§ Work to be completed: The records below must be written out exactly, with every picture left behind.
▬▬▬▬▬▬▬▬▬▬
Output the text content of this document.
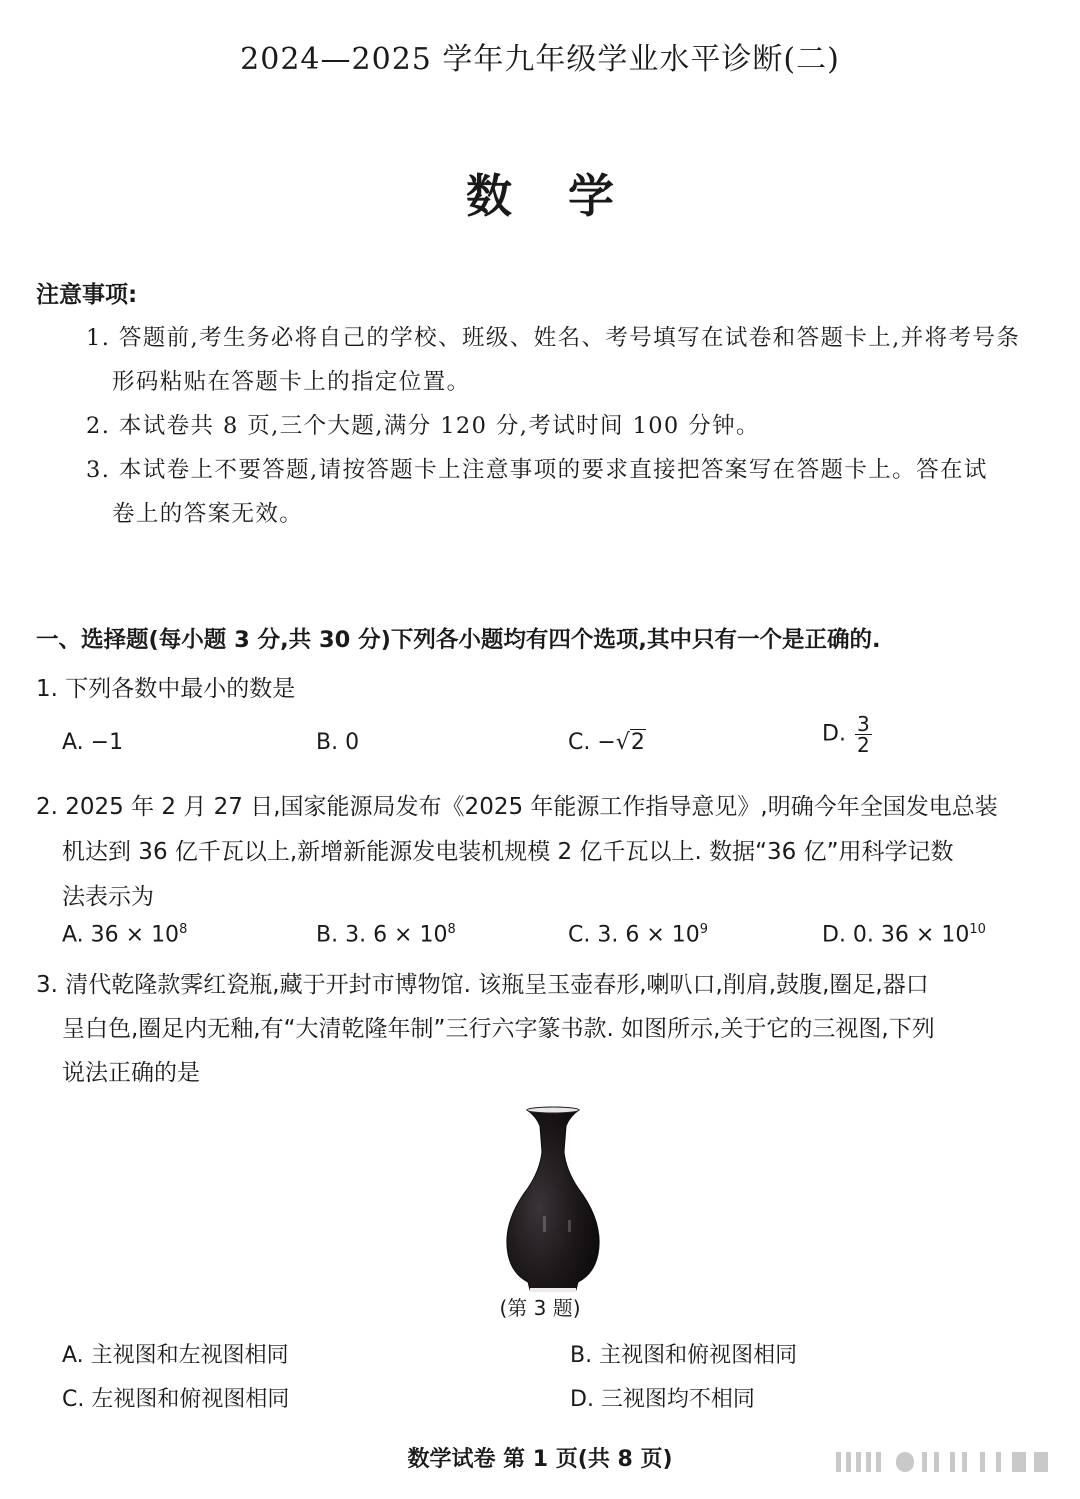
2024—2025 学年九年级学业水平诊断(二)
数学
注意事项:
1. 答题前,考生务必将自己的学校、班级、姓名、考号填写在试卷和答题卡上,并将考号条
形码粘贴在答题卡上的指定位置。
2. 本试卷共 8 页,三个大题,满分 120 分,考试时间 100 分钟。
3. 本试卷上不要答题,请按答题卡上注意事项的要求直接把答案写在答题卡上。答在试
卷上的答案无效。
一、选择题(每小题 3 分,共 30 分)下列各小题均有四个选项,其中只有一个是正确的.
1. 下列各数中最小的数是
A. −1	B. 0	C. −√2	D. $\frac{3}{2}$
2. 2025 年 2 月 27 日,国家能源局发布《2025 年能源工作指导意见》,明确今年全国发电总装
机达到 36 亿千瓦以上,新增新能源发电装机规模 2 亿千瓦以上. 数据“36 亿”用科学记数
法表示为
A. $36 \times 10^8$	B. 3. $6 \times 10^8$	C. 3. $6 \times 10^9$	D. 0. $36 \times 10^{10}$
3. 清代乾隆款霁红瓷瓶,藏于开封市博物馆. 该瓶呈玉壶春形,喇叭口,削肩,鼓腹,圈足,器口
呈白色,圈足内无釉,有“大清乾隆年制”三行六字篆书款. 如图所示,关于它的三视图,下列
说法正确的是
(第 3 题)
A. 主视图和左视图相同	B. 主视图和俯视图相同
C. 左视图和俯视图相同	D. 三视图均不相同
数学试卷 第 1 页(共 8 页)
▬▬▬▬▬▬▬▬▬▬
§ Response to the task:
Output the text content of this document.
2024—2025 学年九年级学业水平诊断(二)
数学
注意事项:
1. 答题前,考生务必将自己的学校、班级、姓名、考号填写在试卷和答题卡上,并将考号条
形码粘贴在答题卡上的指定位置。
2. 本试卷共 8 页,三个大题,满分 120 分,考试时间 100 分钟。
3. 本试卷上不要答题,请按答题卡上注意事项的要求直接把答案写在答题卡上。答在试
卷上的答案无效。
一、选择题(每小题 3 分,共 30 分)下列各小题均有四个选项,其中只有一个是正确的.
1. 下列各数中最小的数是
A. −1	B. 0	C. −√2	D. $\frac{3}{2}$
2. 2025 年 2 月 27 日,国家能源局发布《2025 年能源工作指导意见》,明确今年全国发电总装
机达到 36 亿千瓦以上,新增新能源发电装机规模 2 亿千瓦以上. 数据“36 亿”用科学记数
法表示为
A. $36 \times 10^8$	B. 3. $6 \times 10^8$	C. 3. $6 \times 10^9$	D. 0. $36 \times 10^{10}$
3. 清代乾隆款霁红瓷瓶,藏于开封市博物馆. 该瓶呈玉壶春形,喇叭口,削肩,鼓腹,圈足,器口
呈白色,圈足内无釉,有“大清乾隆年制”三行六字篆书款. 如图所示,关于它的三视图,下列
说法正确的是
(第 3 题)
A. 主视图和左视图相同	B. 主视图和俯视图相同
C. 左视图和俯视图相同	D. 三视图均不相同
数学试卷 第 1 页(共 8 页)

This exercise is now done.